Required work >>
Return only the stretch of the material below that begins with the line containing "Read all visible" and ends with the line containing "Extract the structured", exactly; both of those lines belong to it.

Dataset extract >>

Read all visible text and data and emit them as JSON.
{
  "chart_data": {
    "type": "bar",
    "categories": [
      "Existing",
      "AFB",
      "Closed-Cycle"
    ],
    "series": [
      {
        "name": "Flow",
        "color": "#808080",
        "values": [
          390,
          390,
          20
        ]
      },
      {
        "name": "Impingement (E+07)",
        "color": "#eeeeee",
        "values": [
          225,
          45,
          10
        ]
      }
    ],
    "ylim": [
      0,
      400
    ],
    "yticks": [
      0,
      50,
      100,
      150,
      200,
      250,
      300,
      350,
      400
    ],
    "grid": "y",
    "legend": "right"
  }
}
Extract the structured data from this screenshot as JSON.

...

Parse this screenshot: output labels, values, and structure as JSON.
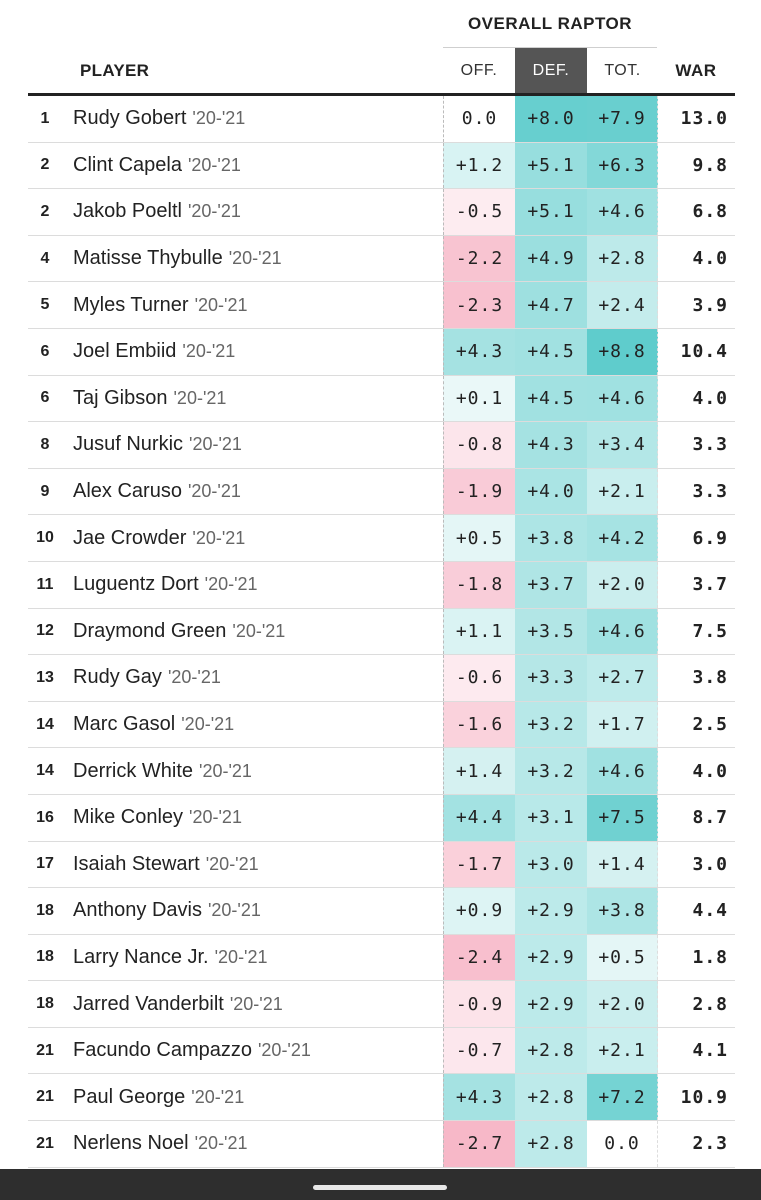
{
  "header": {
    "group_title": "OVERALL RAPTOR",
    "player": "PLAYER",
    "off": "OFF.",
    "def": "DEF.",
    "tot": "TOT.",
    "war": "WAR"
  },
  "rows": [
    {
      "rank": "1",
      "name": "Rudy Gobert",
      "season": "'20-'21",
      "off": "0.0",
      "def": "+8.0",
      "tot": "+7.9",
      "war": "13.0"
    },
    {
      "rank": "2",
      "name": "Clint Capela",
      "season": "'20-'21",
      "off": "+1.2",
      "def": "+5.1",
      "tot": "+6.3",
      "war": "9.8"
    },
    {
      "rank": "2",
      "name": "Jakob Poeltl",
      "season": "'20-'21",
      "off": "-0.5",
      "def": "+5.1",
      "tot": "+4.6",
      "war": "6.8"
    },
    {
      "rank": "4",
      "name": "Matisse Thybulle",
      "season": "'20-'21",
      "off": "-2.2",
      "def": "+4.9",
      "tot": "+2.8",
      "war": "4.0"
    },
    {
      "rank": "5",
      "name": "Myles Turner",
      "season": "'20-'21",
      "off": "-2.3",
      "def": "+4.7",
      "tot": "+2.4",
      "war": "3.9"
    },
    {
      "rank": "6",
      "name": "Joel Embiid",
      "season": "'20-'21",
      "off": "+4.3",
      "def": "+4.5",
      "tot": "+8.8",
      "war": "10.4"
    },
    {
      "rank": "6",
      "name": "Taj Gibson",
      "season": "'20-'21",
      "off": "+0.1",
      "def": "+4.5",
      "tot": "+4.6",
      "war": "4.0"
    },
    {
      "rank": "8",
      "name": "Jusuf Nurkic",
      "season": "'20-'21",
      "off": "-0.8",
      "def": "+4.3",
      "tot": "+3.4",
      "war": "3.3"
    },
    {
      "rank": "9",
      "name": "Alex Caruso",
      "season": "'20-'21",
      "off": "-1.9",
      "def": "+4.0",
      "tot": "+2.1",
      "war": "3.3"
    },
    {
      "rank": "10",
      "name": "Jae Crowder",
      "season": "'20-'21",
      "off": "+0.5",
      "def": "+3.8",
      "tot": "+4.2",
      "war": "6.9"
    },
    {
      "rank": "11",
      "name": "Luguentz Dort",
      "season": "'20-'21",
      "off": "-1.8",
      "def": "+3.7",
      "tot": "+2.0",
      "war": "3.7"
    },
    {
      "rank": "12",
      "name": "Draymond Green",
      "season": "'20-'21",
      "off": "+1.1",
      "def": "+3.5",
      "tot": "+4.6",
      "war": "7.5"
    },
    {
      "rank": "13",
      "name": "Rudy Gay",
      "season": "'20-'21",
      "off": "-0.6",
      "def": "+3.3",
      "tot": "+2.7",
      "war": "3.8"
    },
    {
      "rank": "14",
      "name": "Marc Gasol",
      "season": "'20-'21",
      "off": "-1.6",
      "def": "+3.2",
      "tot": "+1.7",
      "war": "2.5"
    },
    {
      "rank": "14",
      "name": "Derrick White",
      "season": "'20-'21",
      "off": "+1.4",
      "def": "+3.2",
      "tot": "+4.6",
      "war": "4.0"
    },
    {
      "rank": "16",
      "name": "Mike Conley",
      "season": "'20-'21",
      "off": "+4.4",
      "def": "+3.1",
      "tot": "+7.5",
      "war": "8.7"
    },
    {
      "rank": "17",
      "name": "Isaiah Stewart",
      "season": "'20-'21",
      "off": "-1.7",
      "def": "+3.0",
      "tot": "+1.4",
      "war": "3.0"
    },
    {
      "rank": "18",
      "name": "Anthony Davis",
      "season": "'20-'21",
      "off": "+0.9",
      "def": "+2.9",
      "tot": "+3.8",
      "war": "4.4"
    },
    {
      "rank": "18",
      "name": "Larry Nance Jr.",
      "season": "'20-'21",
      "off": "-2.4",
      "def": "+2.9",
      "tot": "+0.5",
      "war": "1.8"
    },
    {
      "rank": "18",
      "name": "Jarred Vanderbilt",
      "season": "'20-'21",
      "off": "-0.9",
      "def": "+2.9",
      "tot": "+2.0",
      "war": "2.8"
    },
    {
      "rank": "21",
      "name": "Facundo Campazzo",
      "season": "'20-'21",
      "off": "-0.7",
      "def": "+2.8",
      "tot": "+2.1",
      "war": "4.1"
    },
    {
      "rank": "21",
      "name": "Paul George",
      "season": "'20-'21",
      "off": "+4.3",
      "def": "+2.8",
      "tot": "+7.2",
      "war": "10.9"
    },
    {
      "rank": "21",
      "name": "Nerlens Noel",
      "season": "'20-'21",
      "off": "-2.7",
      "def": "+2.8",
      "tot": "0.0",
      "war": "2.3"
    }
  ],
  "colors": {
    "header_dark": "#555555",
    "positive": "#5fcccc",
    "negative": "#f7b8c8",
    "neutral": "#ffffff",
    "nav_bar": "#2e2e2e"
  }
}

The solution >>
Read all visible text and data and emit them as JSON.
{
  "chart_data": {
    "type": "bar",
    "categories": [
      "Existing",
      "AFB",
      "Closed-Cycle"
    ],
    "series": [
      {
        "name": "Flow",
        "color": "#808080",
        "values": [
          390,
          390,
          20
        ]
      },
      {
        "name": "Impingement (E+07)",
        "color": "#eeeeee",
        "values": [
          225,
          45,
          10
        ]
      }
    ],
    "ylim": [
      0,
      400
    ],
    "yticks": [
      0,
      50,
      100,
      150,
      200,
      250,
      300,
      350,
      400
    ],
    "grid": "y",
    "legend": "right"
  }
}
Extract the structured data from this screenshot as JSON.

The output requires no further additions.